Exercise goal
Restate the whole listing exactly.

+===+

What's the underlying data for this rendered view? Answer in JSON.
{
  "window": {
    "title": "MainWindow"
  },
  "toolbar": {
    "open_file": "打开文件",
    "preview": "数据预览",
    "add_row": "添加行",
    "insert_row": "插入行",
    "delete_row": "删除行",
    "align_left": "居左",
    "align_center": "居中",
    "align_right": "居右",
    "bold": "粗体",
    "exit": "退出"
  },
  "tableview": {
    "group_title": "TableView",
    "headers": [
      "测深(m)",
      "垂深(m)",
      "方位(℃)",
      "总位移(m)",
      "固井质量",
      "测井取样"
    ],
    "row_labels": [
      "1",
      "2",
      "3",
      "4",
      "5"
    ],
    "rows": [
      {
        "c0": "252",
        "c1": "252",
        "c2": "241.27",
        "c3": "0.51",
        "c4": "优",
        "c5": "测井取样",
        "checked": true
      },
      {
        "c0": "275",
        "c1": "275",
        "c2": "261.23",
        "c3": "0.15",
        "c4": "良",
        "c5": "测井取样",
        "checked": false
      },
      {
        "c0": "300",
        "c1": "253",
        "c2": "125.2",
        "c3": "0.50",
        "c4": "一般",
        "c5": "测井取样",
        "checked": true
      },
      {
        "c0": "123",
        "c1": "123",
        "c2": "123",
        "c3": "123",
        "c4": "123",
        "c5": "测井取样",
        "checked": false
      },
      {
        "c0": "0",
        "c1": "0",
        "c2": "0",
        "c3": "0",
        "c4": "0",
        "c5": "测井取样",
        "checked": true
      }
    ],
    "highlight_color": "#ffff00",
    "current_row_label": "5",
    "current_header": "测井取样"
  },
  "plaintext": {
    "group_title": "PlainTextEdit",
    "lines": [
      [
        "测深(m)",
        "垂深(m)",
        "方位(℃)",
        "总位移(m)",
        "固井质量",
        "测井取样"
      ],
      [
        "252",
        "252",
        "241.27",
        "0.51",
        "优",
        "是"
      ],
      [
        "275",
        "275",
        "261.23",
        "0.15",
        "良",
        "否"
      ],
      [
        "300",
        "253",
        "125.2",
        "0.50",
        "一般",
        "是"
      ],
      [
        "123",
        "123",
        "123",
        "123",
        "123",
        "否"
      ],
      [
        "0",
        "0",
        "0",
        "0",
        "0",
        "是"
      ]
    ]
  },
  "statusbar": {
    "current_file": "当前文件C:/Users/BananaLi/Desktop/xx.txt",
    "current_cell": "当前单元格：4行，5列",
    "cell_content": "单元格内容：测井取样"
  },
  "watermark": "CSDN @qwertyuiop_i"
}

+===+

Written response
What's the underlying data for this rendered view? Answer in JSON.
{
  "window": {
    "title": "MainWindow"
  },
  "toolbar": {
    "open_file": "打开文件",
    "preview": "数据预览",
    "add_row": "添加行",
    "insert_row": "插入行",
    "delete_row": "删除行",
    "align_left": "居左",
    "align_center": "居中",
    "align_right": "居右",
    "bold": "粗体",
    "exit": "退出"
  },
  "tableview": {
    "group_title": "TableView",
    "headers": [
      "测深(m)",
      "垂深(m)",
      "方位(℃)",
      "总位移(m)",
      "固井质量",
      "测井取样"
    ],
    "row_labels": [
      "1",
      "2",
      "3",
      "4",
      "5"
    ],
    "rows": [
      {
        "c0": "252",
        "c1": "252",
        "c2": "241.27",
        "c3": "0.51",
        "c4": "优",
        "c5": "测井取样",
        "checked": true
      },
      {
        "c0": "275",
        "c1": "275",
        "c2": "261.23",
        "c3": "0.15",
        "c4": "良",
        "c5": "测井取样",
        "checked": false
      },
      {
        "c0": "300",
        "c1": "253",
        "c2": "125.2",
        "c3": "0.50",
        "c4": "一般",
        "c5": "测井取样",
        "checked": true
      },
      {
        "c0": "123",
        "c1": "123",
        "c2": "123",
        "c3": "123",
        "c4": "123",
        "c5": "测井取样",
        "checked": false
      },
      {
        "c0": "0",
        "c1": "0",
        "c2": "0",
        "c3": "0",
        "c4": "0",
        "c5": "测井取样",
        "checked": true
      }
    ],
    "highlight_color": "#ffff00",
    "current_row_label": "5",
    "current_header": "测井取样"
  },
  "plaintext": {
    "group_title": "PlainTextEdit",
    "lines": [
      [
        "测深(m)",
        "垂深(m)",
        "方位(℃)",
        "总位移(m)",
        "固井质量",
        "测井取样"
      ],
      [
        "252",
        "252",
        "241.27",
        "0.51",
        "优",
        "是"
      ],
      [
        "275",
        "275",
        "261.23",
        "0.15",
        "良",
        "否"
      ],
      [
        "300",
        "253",
        "125.2",
        "0.50",
        "一般",
        "是"
      ],
      [
        "123",
        "123",
        "123",
        "123",
        "123",
        "否"
      ],
      [
        "0",
        "0",
        "0",
        "0",
        "0",
        "是"
      ]
    ]
  },
  "statusbar": {
    "current_file": "当前文件C:/Users/BananaLi/Desktop/xx.txt",
    "current_cell": "当前单元格：4行，5列",
    "cell_content": "单元格内容：测井取样"
  },
  "watermark": "CSDN @qwertyuiop_i"
}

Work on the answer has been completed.